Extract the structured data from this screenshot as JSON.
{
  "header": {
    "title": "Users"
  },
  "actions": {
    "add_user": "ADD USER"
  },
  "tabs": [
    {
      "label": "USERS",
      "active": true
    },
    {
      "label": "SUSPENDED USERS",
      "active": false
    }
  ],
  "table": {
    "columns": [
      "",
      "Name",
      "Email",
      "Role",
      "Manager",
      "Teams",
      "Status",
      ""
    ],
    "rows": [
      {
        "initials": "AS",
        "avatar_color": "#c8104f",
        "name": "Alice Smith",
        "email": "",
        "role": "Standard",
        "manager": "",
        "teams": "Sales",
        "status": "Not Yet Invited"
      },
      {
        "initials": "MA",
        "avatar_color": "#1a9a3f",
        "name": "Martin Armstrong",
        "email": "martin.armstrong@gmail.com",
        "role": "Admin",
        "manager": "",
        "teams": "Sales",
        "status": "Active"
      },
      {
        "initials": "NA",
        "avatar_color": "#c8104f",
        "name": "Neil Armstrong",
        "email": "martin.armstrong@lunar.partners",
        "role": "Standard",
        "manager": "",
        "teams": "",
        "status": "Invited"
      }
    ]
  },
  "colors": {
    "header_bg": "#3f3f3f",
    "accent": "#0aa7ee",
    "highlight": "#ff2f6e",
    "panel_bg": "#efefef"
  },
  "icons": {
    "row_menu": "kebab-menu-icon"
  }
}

EXERCISE OBJECTIVE.
The entries above must be returned in full, exactly as shown.

EXERCISE RESPONSE.
Extract the structured data from this screenshot as JSON.
{
  "header": {
    "title": "Users"
  },
  "actions": {
    "add_user": "ADD USER"
  },
  "tabs": [
    {
      "label": "USERS",
      "active": true
    },
    {
      "label": "SUSPENDED USERS",
      "active": false
    }
  ],
  "table": {
    "columns": [
      "",
      "Name",
      "Email",
      "Role",
      "Manager",
      "Teams",
      "Status",
      ""
    ],
    "rows": [
      {
        "initials": "AS",
        "avatar_color": "#c8104f",
        "name": "Alice Smith",
        "email": "",
        "role": "Standard",
        "manager": "",
        "teams": "Sales",
        "status": "Not Yet Invited"
      },
      {
        "initials": "MA",
        "avatar_color": "#1a9a3f",
        "name": "Martin Armstrong",
        "email": "martin.armstrong@gmail.com",
        "role": "Admin",
        "manager": "",
        "teams": "Sales",
        "status": "Active"
      },
      {
        "initials": "NA",
        "avatar_color": "#c8104f",
        "name": "Neil Armstrong",
        "email": "martin.armstrong@lunar.partners",
        "role": "Standard",
        "manager": "",
        "teams": "",
        "status": "Invited"
      }
    ]
  },
  "colors": {
    "header_bg": "#3f3f3f",
    "accent": "#0aa7ee",
    "highlight": "#ff2f6e",
    "panel_bg": "#efefef"
  },
  "icons": {
    "row_menu": "kebab-menu-icon"
  }
}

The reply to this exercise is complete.